Instruction:
Leaving out all images, write out the records that follow exactly.

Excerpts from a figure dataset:
--- start ---

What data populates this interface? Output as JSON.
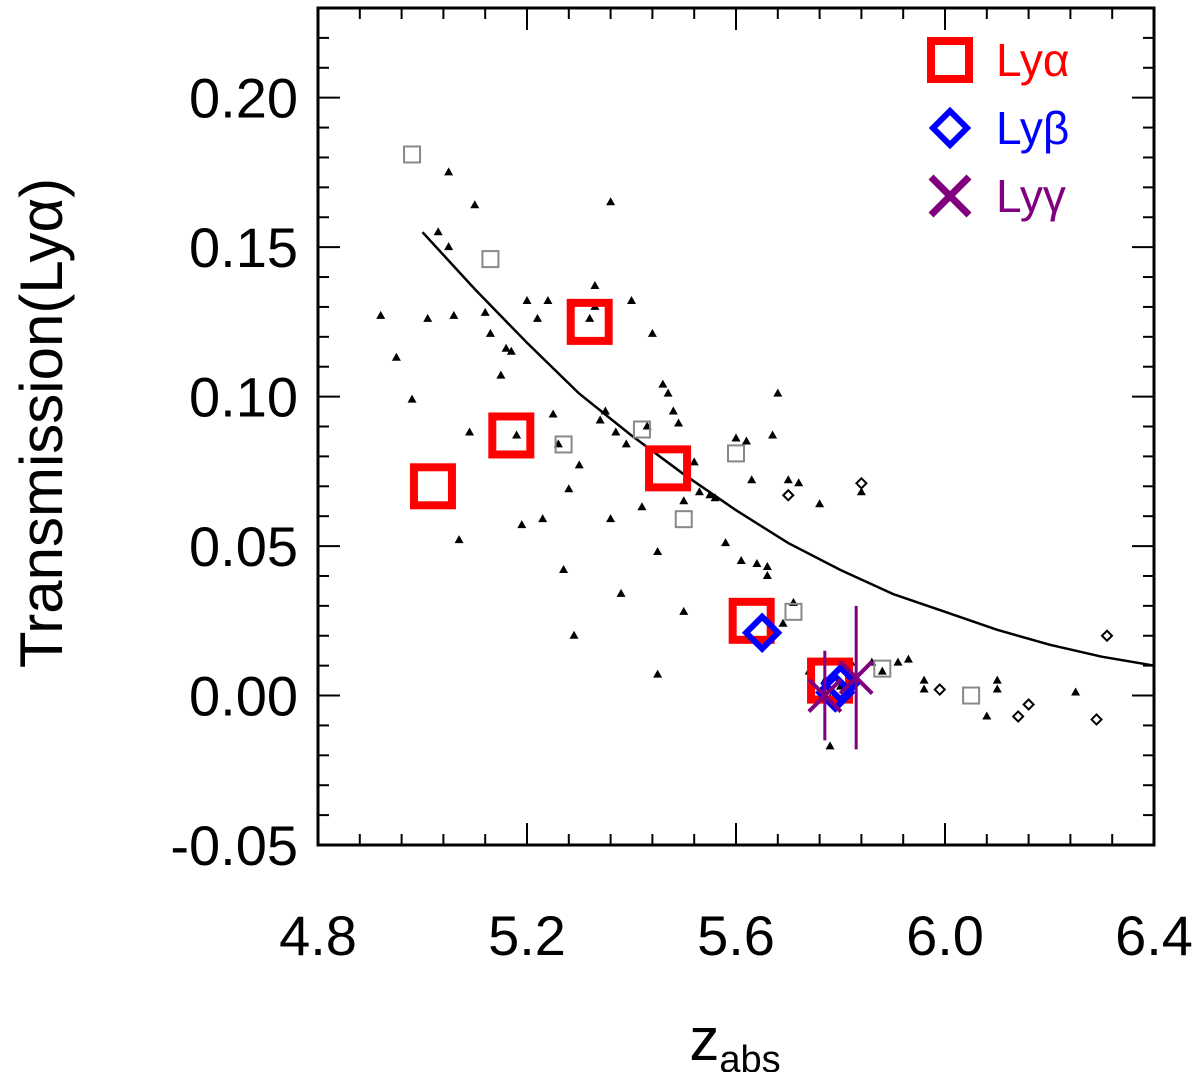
{
  "chart_data": {
    "type": "scatter",
    "title": "",
    "xlabel": "z",
    "xlabel_sub": "abs",
    "ylabel": "Transmission(Lyα)",
    "xlim": [
      4.8,
      6.4
    ],
    "ylim": [
      -0.05,
      0.23
    ],
    "x_ticks": [
      "4.8",
      "5.2",
      "5.6",
      "6.0",
      "6.4"
    ],
    "x_tick_values": [
      4.8,
      5.2,
      5.6,
      6.0,
      6.4
    ],
    "y_ticks": [
      "-0.05",
      "0.00",
      "0.05",
      "0.10",
      "0.15",
      "0.20"
    ],
    "y_tick_values": [
      -0.05,
      0.0,
      0.05,
      0.1,
      0.15,
      0.2
    ],
    "x_minor_step": 0.08,
    "y_minor_step": 0.01,
    "legend": [
      {
        "label": "Lyα",
        "marker": "square",
        "color": "#ff0000"
      },
      {
        "label": "Lyβ",
        "marker": "diamond",
        "color": "#0000ff"
      },
      {
        "label": "Lyγ",
        "marker": "x",
        "color": "#800080"
      }
    ],
    "series": [
      {
        "name": "Lyα",
        "marker": "square",
        "color": "#ff0000",
        "points": [
          [
            5.02,
            0.07
          ],
          [
            5.17,
            0.087
          ],
          [
            5.32,
            0.125
          ],
          [
            5.47,
            0.076
          ],
          [
            5.63,
            0.025
          ],
          [
            5.78,
            0.005
          ]
        ]
      },
      {
        "name": "Lyβ",
        "marker": "diamond",
        "color": "#0000ff",
        "points": [
          [
            5.65,
            0.021
          ],
          [
            5.79,
            0.001
          ],
          [
            5.8,
            0.004
          ]
        ]
      },
      {
        "name": "Lyγ",
        "marker": "x",
        "color": "#800080",
        "points": [
          [
            5.77,
            0.0,
            -0.015,
            0.015
          ],
          [
            5.83,
            0.006,
            -0.018,
            0.03
          ]
        ]
      },
      {
        "name": "comparison-open-squares",
        "marker": "open-square",
        "color": "#888888",
        "points": [
          [
            4.98,
            0.181
          ],
          [
            5.13,
            0.146
          ],
          [
            5.27,
            0.084
          ],
          [
            5.42,
            0.089
          ],
          [
            5.5,
            0.059
          ],
          [
            5.6,
            0.081
          ],
          [
            5.71,
            0.028
          ],
          [
            5.88,
            0.009
          ],
          [
            6.05,
            0.0
          ]
        ]
      },
      {
        "name": "literature-triangles",
        "marker": "triangle",
        "color": "#000000",
        "points": [
          [
            4.92,
            0.127
          ],
          [
            4.95,
            0.113
          ],
          [
            4.98,
            0.099
          ],
          [
            5.01,
            0.126
          ],
          [
            5.03,
            0.155
          ],
          [
            5.05,
            0.175
          ],
          [
            5.05,
            0.15
          ],
          [
            5.06,
            0.127
          ],
          [
            5.07,
            0.052
          ],
          [
            5.09,
            0.088
          ],
          [
            5.1,
            0.164
          ],
          [
            5.12,
            0.128
          ],
          [
            5.13,
            0.121
          ],
          [
            5.15,
            0.107
          ],
          [
            5.16,
            0.116
          ],
          [
            5.17,
            0.115
          ],
          [
            5.18,
            0.087
          ],
          [
            5.19,
            0.057
          ],
          [
            5.2,
            0.132
          ],
          [
            5.22,
            0.126
          ],
          [
            5.23,
            0.059
          ],
          [
            5.24,
            0.132
          ],
          [
            5.25,
            0.094
          ],
          [
            5.26,
            0.084
          ],
          [
            5.27,
            0.042
          ],
          [
            5.28,
            0.069
          ],
          [
            5.29,
            0.02
          ],
          [
            5.3,
            0.077
          ],
          [
            5.32,
            0.126
          ],
          [
            5.33,
            0.13
          ],
          [
            5.33,
            0.137
          ],
          [
            5.34,
            0.092
          ],
          [
            5.35,
            0.095
          ],
          [
            5.36,
            0.059
          ],
          [
            5.36,
            0.165
          ],
          [
            5.37,
            0.088
          ],
          [
            5.38,
            0.034
          ],
          [
            5.39,
            0.084
          ],
          [
            5.4,
            0.132
          ],
          [
            5.42,
            0.063
          ],
          [
            5.43,
            0.09
          ],
          [
            5.44,
            0.121
          ],
          [
            5.45,
            0.048
          ],
          [
            5.45,
            0.007
          ],
          [
            5.46,
            0.104
          ],
          [
            5.47,
            0.101
          ],
          [
            5.48,
            0.095
          ],
          [
            5.49,
            0.091
          ],
          [
            5.5,
            0.065
          ],
          [
            5.5,
            0.028
          ],
          [
            5.52,
            0.078
          ],
          [
            5.53,
            0.068
          ],
          [
            5.55,
            0.067
          ],
          [
            5.56,
            0.066
          ],
          [
            5.58,
            0.051
          ],
          [
            5.6,
            0.086
          ],
          [
            5.61,
            0.045
          ],
          [
            5.62,
            0.085
          ],
          [
            5.63,
            0.072
          ],
          [
            5.64,
            0.044
          ],
          [
            5.66,
            0.043
          ],
          [
            5.66,
            0.04
          ],
          [
            5.67,
            0.087
          ],
          [
            5.68,
            0.101
          ],
          [
            5.69,
            0.024
          ],
          [
            5.7,
            0.072
          ],
          [
            5.71,
            0.031
          ],
          [
            5.72,
            0.071
          ],
          [
            5.74,
            0.008
          ],
          [
            5.76,
            0.064
          ],
          [
            5.77,
            0.005
          ],
          [
            5.78,
            -0.001
          ],
          [
            5.78,
            -0.017
          ],
          [
            5.8,
            0.003
          ],
          [
            5.82,
            0.011
          ],
          [
            5.84,
            0.068
          ],
          [
            5.86,
            0.011
          ],
          [
            5.88,
            0.008
          ],
          [
            5.91,
            0.011
          ],
          [
            5.93,
            0.012
          ],
          [
            5.96,
            0.005
          ],
          [
            5.96,
            0.002
          ],
          [
            6.08,
            -0.007
          ],
          [
            6.1,
            0.005
          ],
          [
            6.1,
            0.002
          ],
          [
            6.25,
            0.001
          ]
        ]
      },
      {
        "name": "literature-open-diamonds",
        "marker": "open-diamond",
        "color": "#000000",
        "points": [
          [
            5.7,
            0.067
          ],
          [
            5.84,
            0.071
          ],
          [
            5.99,
            0.002
          ],
          [
            6.14,
            -0.007
          ],
          [
            6.16,
            -0.003
          ],
          [
            6.29,
            -0.008
          ],
          [
            6.31,
            0.02
          ]
        ]
      }
    ],
    "model_curve": {
      "name": "model",
      "color": "#000000",
      "points": [
        [
          5.0,
          0.155
        ],
        [
          5.1,
          0.136
        ],
        [
          5.2,
          0.118
        ],
        [
          5.3,
          0.101
        ],
        [
          5.4,
          0.087
        ],
        [
          5.5,
          0.074
        ],
        [
          5.6,
          0.062
        ],
        [
          5.7,
          0.051
        ],
        [
          5.8,
          0.042
        ],
        [
          5.9,
          0.034
        ],
        [
          6.0,
          0.028
        ],
        [
          6.1,
          0.022
        ],
        [
          6.2,
          0.017
        ],
        [
          6.3,
          0.013
        ],
        [
          6.4,
          0.01
        ]
      ]
    }
  }
}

--- end ---

Finished answer:
What data populates this interface? Output as JSON.
{
  "chart_data": {
    "type": "scatter",
    "title": "",
    "xlabel": "z",
    "xlabel_sub": "abs",
    "ylabel": "Transmission(Lyα)",
    "xlim": [
      4.8,
      6.4
    ],
    "ylim": [
      -0.05,
      0.23
    ],
    "x_ticks": [
      "4.8",
      "5.2",
      "5.6",
      "6.0",
      "6.4"
    ],
    "x_tick_values": [
      4.8,
      5.2,
      5.6,
      6.0,
      6.4
    ],
    "y_ticks": [
      "-0.05",
      "0.00",
      "0.05",
      "0.10",
      "0.15",
      "0.20"
    ],
    "y_tick_values": [
      -0.05,
      0.0,
      0.05,
      0.1,
      0.15,
      0.2
    ],
    "x_minor_step": 0.08,
    "y_minor_step": 0.01,
    "legend": [
      {
        "label": "Lyα",
        "marker": "square",
        "color": "#ff0000"
      },
      {
        "label": "Lyβ",
        "marker": "diamond",
        "color": "#0000ff"
      },
      {
        "label": "Lyγ",
        "marker": "x",
        "color": "#800080"
      }
    ],
    "series": [
      {
        "name": "Lyα",
        "marker": "square",
        "color": "#ff0000",
        "points": [
          [
            5.02,
            0.07
          ],
          [
            5.17,
            0.087
          ],
          [
            5.32,
            0.125
          ],
          [
            5.47,
            0.076
          ],
          [
            5.63,
            0.025
          ],
          [
            5.78,
            0.005
          ]
        ]
      },
      {
        "name": "Lyβ",
        "marker": "diamond",
        "color": "#0000ff",
        "points": [
          [
            5.65,
            0.021
          ],
          [
            5.79,
            0.001
          ],
          [
            5.8,
            0.004
          ]
        ]
      },
      {
        "name": "Lyγ",
        "marker": "x",
        "color": "#800080",
        "points": [
          [
            5.77,
            0.0,
            -0.015,
            0.015
          ],
          [
            5.83,
            0.006,
            -0.018,
            0.03
          ]
        ]
      },
      {
        "name": "comparison-open-squares",
        "marker": "open-square",
        "color": "#888888",
        "points": [
          [
            4.98,
            0.181
          ],
          [
            5.13,
            0.146
          ],
          [
            5.27,
            0.084
          ],
          [
            5.42,
            0.089
          ],
          [
            5.5,
            0.059
          ],
          [
            5.6,
            0.081
          ],
          [
            5.71,
            0.028
          ],
          [
            5.88,
            0.009
          ],
          [
            6.05,
            0.0
          ]
        ]
      },
      {
        "name": "literature-triangles",
        "marker": "triangle",
        "color": "#000000",
        "points": [
          [
            4.92,
            0.127
          ],
          [
            4.95,
            0.113
          ],
          [
            4.98,
            0.099
          ],
          [
            5.01,
            0.126
          ],
          [
            5.03,
            0.155
          ],
          [
            5.05,
            0.175
          ],
          [
            5.05,
            0.15
          ],
          [
            5.06,
            0.127
          ],
          [
            5.07,
            0.052
          ],
          [
            5.09,
            0.088
          ],
          [
            5.1,
            0.164
          ],
          [
            5.12,
            0.128
          ],
          [
            5.13,
            0.121
          ],
          [
            5.15,
            0.107
          ],
          [
            5.16,
            0.116
          ],
          [
            5.17,
            0.115
          ],
          [
            5.18,
            0.087
          ],
          [
            5.19,
            0.057
          ],
          [
            5.2,
            0.132
          ],
          [
            5.22,
            0.126
          ],
          [
            5.23,
            0.059
          ],
          [
            5.24,
            0.132
          ],
          [
            5.25,
            0.094
          ],
          [
            5.26,
            0.084
          ],
          [
            5.27,
            0.042
          ],
          [
            5.28,
            0.069
          ],
          [
            5.29,
            0.02
          ],
          [
            5.3,
            0.077
          ],
          [
            5.32,
            0.126
          ],
          [
            5.33,
            0.13
          ],
          [
            5.33,
            0.137
          ],
          [
            5.34,
            0.092
          ],
          [
            5.35,
            0.095
          ],
          [
            5.36,
            0.059
          ],
          [
            5.36,
            0.165
          ],
          [
            5.37,
            0.088
          ],
          [
            5.38,
            0.034
          ],
          [
            5.39,
            0.084
          ],
          [
            5.4,
            0.132
          ],
          [
            5.42,
            0.063
          ],
          [
            5.43,
            0.09
          ],
          [
            5.44,
            0.121
          ],
          [
            5.45,
            0.048
          ],
          [
            5.45,
            0.007
          ],
          [
            5.46,
            0.104
          ],
          [
            5.47,
            0.101
          ],
          [
            5.48,
            0.095
          ],
          [
            5.49,
            0.091
          ],
          [
            5.5,
            0.065
          ],
          [
            5.5,
            0.028
          ],
          [
            5.52,
            0.078
          ],
          [
            5.53,
            0.068
          ],
          [
            5.55,
            0.067
          ],
          [
            5.56,
            0.066
          ],
          [
            5.58,
            0.051
          ],
          [
            5.6,
            0.086
          ],
          [
            5.61,
            0.045
          ],
          [
            5.62,
            0.085
          ],
          [
            5.63,
            0.072
          ],
          [
            5.64,
            0.044
          ],
          [
            5.66,
            0.043
          ],
          [
            5.66,
            0.04
          ],
          [
            5.67,
            0.087
          ],
          [
            5.68,
            0.101
          ],
          [
            5.69,
            0.024
          ],
          [
            5.7,
            0.072
          ],
          [
            5.71,
            0.031
          ],
          [
            5.72,
            0.071
          ],
          [
            5.74,
            0.008
          ],
          [
            5.76,
            0.064
          ],
          [
            5.77,
            0.005
          ],
          [
            5.78,
            -0.001
          ],
          [
            5.78,
            -0.017
          ],
          [
            5.8,
            0.003
          ],
          [
            5.82,
            0.011
          ],
          [
            5.84,
            0.068
          ],
          [
            5.86,
            0.011
          ],
          [
            5.88,
            0.008
          ],
          [
            5.91,
            0.011
          ],
          [
            5.93,
            0.012
          ],
          [
            5.96,
            0.005
          ],
          [
            5.96,
            0.002
          ],
          [
            6.08,
            -0.007
          ],
          [
            6.1,
            0.005
          ],
          [
            6.1,
            0.002
          ],
          [
            6.25,
            0.001
          ]
        ]
      },
      {
        "name": "literature-open-diamonds",
        "marker": "open-diamond",
        "color": "#000000",
        "points": [
          [
            5.7,
            0.067
          ],
          [
            5.84,
            0.071
          ],
          [
            5.99,
            0.002
          ],
          [
            6.14,
            -0.007
          ],
          [
            6.16,
            -0.003
          ],
          [
            6.29,
            -0.008
          ],
          [
            6.31,
            0.02
          ]
        ]
      }
    ],
    "model_curve": {
      "name": "model",
      "color": "#000000",
      "points": [
        [
          5.0,
          0.155
        ],
        [
          5.1,
          0.136
        ],
        [
          5.2,
          0.118
        ],
        [
          5.3,
          0.101
        ],
        [
          5.4,
          0.087
        ],
        [
          5.5,
          0.074
        ],
        [
          5.6,
          0.062
        ],
        [
          5.7,
          0.051
        ],
        [
          5.8,
          0.042
        ],
        [
          5.9,
          0.034
        ],
        [
          6.0,
          0.028
        ],
        [
          6.1,
          0.022
        ],
        [
          6.2,
          0.017
        ],
        [
          6.3,
          0.013
        ],
        [
          6.4,
          0.01
        ]
      ]
    }
  }
}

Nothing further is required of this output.